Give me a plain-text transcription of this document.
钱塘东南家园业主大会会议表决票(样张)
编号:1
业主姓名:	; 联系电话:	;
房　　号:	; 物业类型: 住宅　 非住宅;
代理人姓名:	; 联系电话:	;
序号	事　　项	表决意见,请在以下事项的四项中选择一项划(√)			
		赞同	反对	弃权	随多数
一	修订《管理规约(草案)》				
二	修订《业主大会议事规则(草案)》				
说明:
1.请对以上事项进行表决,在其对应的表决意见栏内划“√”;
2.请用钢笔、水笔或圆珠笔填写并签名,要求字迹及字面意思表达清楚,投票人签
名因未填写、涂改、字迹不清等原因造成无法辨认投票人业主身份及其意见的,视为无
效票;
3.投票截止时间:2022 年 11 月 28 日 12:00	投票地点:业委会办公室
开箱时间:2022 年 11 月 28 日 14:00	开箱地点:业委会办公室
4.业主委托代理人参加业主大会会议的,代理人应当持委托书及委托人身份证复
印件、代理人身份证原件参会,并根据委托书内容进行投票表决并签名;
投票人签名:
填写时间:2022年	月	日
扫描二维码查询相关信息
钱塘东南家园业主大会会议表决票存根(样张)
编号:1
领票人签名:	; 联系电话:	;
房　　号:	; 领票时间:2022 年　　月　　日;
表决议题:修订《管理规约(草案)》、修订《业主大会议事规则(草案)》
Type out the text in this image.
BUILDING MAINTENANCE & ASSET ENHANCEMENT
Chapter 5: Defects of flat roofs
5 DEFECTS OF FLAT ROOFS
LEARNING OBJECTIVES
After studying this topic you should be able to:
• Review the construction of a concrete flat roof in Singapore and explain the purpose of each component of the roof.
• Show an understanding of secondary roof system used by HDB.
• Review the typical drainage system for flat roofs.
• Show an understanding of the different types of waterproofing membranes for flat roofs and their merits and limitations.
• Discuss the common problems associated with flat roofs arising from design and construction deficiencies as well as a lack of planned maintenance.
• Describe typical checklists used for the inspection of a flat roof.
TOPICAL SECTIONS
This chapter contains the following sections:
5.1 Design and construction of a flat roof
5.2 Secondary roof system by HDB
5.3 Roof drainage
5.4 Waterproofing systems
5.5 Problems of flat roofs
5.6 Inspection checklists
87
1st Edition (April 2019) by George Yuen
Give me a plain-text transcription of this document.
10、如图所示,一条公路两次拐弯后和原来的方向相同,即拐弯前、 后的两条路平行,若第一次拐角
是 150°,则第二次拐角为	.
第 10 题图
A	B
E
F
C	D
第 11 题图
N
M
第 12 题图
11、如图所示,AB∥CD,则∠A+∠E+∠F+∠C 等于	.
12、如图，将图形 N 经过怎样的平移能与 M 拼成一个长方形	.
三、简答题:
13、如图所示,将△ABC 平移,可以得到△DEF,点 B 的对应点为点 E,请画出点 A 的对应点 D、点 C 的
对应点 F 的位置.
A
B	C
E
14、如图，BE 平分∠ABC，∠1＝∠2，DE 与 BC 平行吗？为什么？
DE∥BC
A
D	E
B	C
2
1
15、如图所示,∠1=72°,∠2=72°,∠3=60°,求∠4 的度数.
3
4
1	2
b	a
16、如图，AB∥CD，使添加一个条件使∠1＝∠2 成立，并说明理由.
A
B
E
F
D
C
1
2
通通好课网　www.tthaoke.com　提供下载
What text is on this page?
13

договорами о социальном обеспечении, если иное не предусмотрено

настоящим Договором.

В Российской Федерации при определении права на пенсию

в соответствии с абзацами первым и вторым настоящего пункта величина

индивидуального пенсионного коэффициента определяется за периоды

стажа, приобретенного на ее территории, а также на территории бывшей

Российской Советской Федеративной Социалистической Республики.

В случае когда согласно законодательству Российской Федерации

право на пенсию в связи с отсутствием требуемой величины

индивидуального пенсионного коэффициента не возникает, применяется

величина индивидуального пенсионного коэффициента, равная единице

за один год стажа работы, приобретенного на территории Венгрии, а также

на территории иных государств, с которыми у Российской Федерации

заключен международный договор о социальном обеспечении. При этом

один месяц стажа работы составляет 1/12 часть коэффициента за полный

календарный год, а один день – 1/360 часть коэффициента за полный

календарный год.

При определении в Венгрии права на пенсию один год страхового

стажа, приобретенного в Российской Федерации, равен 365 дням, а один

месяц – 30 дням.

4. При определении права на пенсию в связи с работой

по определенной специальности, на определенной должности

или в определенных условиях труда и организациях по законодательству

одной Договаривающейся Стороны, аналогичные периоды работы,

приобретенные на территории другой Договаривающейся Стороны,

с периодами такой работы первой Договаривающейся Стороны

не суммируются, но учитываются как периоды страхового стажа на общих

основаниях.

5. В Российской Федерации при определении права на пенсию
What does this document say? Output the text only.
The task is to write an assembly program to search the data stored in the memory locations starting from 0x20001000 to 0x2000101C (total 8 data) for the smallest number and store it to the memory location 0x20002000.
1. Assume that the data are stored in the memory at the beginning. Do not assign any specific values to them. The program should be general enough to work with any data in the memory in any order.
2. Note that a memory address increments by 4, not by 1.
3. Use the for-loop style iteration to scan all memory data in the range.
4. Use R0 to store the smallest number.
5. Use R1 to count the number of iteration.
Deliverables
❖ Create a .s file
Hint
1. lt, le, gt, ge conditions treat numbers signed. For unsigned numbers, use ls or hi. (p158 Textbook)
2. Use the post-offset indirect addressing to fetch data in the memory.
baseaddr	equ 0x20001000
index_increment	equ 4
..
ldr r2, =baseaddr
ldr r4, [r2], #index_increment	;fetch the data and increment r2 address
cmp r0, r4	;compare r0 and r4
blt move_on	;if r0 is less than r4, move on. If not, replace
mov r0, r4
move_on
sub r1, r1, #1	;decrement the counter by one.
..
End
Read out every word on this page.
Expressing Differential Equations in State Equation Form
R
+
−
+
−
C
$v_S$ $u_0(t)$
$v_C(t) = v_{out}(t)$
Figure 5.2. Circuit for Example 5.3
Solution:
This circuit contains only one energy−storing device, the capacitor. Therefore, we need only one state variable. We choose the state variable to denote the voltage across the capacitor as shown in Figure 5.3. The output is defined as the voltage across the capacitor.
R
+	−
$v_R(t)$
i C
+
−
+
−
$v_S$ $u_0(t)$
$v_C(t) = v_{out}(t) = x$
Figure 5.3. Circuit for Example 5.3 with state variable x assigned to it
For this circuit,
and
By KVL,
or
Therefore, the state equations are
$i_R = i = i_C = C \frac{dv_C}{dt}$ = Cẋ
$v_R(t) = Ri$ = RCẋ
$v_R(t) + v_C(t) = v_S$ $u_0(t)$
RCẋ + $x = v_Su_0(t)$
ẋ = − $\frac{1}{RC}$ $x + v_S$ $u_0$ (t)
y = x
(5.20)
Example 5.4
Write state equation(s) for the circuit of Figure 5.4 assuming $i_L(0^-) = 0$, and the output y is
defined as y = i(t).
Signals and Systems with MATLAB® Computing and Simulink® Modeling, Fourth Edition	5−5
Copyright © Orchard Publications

---

**What you need to do**
Copy, from the material, each line that holds the string "fetch".

**Right answer**
2. Use the post-offset indirect addressing to fetch data in the memory.
ldr r4, [r2], #index_increment	;fetch the data and increment r2 address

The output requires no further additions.